Aim of the task —
Reproduce each record exactly.

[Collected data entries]
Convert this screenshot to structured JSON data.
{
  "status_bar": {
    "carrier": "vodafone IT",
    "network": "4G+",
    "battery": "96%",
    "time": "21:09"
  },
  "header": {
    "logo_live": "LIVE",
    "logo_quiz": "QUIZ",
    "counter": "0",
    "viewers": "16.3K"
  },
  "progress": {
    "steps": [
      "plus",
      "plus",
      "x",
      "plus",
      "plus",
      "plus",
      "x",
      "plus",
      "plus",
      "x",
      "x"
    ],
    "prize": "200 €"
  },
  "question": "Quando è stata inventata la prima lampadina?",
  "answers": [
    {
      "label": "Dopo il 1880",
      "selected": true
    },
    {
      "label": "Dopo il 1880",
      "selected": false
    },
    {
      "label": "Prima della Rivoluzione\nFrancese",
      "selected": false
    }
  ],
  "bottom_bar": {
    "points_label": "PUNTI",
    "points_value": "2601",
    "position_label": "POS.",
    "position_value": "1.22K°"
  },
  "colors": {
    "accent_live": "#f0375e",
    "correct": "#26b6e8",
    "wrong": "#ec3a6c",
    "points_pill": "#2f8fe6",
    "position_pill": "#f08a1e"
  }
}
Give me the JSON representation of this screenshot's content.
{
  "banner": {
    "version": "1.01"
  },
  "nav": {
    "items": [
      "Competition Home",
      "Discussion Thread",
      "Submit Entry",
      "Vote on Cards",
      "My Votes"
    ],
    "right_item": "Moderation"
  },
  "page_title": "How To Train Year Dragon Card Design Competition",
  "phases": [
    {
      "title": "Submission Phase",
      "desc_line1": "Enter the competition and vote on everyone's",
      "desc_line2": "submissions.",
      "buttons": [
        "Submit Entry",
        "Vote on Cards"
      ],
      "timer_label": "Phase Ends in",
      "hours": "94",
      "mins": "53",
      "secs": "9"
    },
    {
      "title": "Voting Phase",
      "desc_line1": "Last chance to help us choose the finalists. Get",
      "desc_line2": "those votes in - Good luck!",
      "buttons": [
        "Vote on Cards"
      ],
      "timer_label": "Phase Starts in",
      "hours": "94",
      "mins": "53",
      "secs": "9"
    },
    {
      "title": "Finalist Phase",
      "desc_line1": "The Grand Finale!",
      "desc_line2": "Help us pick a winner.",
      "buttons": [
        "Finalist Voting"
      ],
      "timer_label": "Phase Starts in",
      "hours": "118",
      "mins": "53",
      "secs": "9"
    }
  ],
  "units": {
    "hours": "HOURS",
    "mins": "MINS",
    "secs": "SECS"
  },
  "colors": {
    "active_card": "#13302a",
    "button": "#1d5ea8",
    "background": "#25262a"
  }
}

The solution —
Convert this screenshot to structured JSON data.
{
  "status_bar": {
    "carrier": "vodafone IT",
    "network": "4G+",
    "battery": "96%",
    "time": "21:09"
  },
  "header": {
    "logo_live": "LIVE",
    "logo_quiz": "QUIZ",
    "counter": "0",
    "viewers": "16.3K"
  },
  "progress": {
    "steps": [
      "plus",
      "plus",
      "x",
      "plus",
      "plus",
      "plus",
      "x",
      "plus",
      "plus",
      "x",
      "x"
    ],
    "prize": "200 €"
  },
  "question": "Quando è stata inventata la prima lampadina?",
  "answers": [
    {
      "label": "Dopo il 1880",
      "selected": true
    },
    {
      "label": "Dopo il 1880",
      "selected": false
    },
    {
      "label": "Prima della Rivoluzione\nFrancese",
      "selected": false
    }
  ],
  "bottom_bar": {
    "points_label": "PUNTI",
    "points_value": "2601",
    "position_label": "POS.",
    "position_value": "1.22K°"
  },
  "colors": {
    "accent_live": "#f0375e",
    "correct": "#26b6e8",
    "wrong": "#ec3a6c",
    "points_pill": "#2f8fe6",
    "position_pill": "#f08a1e"
  }
}
Give me the JSON representation of this screenshot's content.
{
  "banner": {
    "version": "1.01"
  },
  "nav": {
    "items": [
      "Competition Home",
      "Discussion Thread",
      "Submit Entry",
      "Vote on Cards",
      "My Votes"
    ],
    "right_item": "Moderation"
  },
  "page_title": "How To Train Year Dragon Card Design Competition",
  "phases": [
    {
      "title": "Submission Phase",
      "desc_line1": "Enter the competition and vote on everyone's",
      "desc_line2": "submissions.",
      "buttons": [
        "Submit Entry",
        "Vote on Cards"
      ],
      "timer_label": "Phase Ends in",
      "hours": "94",
      "mins": "53",
      "secs": "9"
    },
    {
      "title": "Voting Phase",
      "desc_line1": "Last chance to help us choose the finalists. Get",
      "desc_line2": "those votes in - Good luck!",
      "buttons": [
        "Vote on Cards"
      ],
      "timer_label": "Phase Starts in",
      "hours": "94",
      "mins": "53",
      "secs": "9"
    },
    {
      "title": "Finalist Phase",
      "desc_line1": "The Grand Finale!",
      "desc_line2": "Help us pick a winner.",
      "buttons": [
        "Finalist Voting"
      ],
      "timer_label": "Phase Starts in",
      "hours": "118",
      "mins": "53",
      "secs": "9"
    }
  ],
  "units": {
    "hours": "HOURS",
    "mins": "MINS",
    "secs": "SECS"
  },
  "colors": {
    "active_card": "#13302a",
    "button": "#1d5ea8",
    "background": "#25262a"
  }
}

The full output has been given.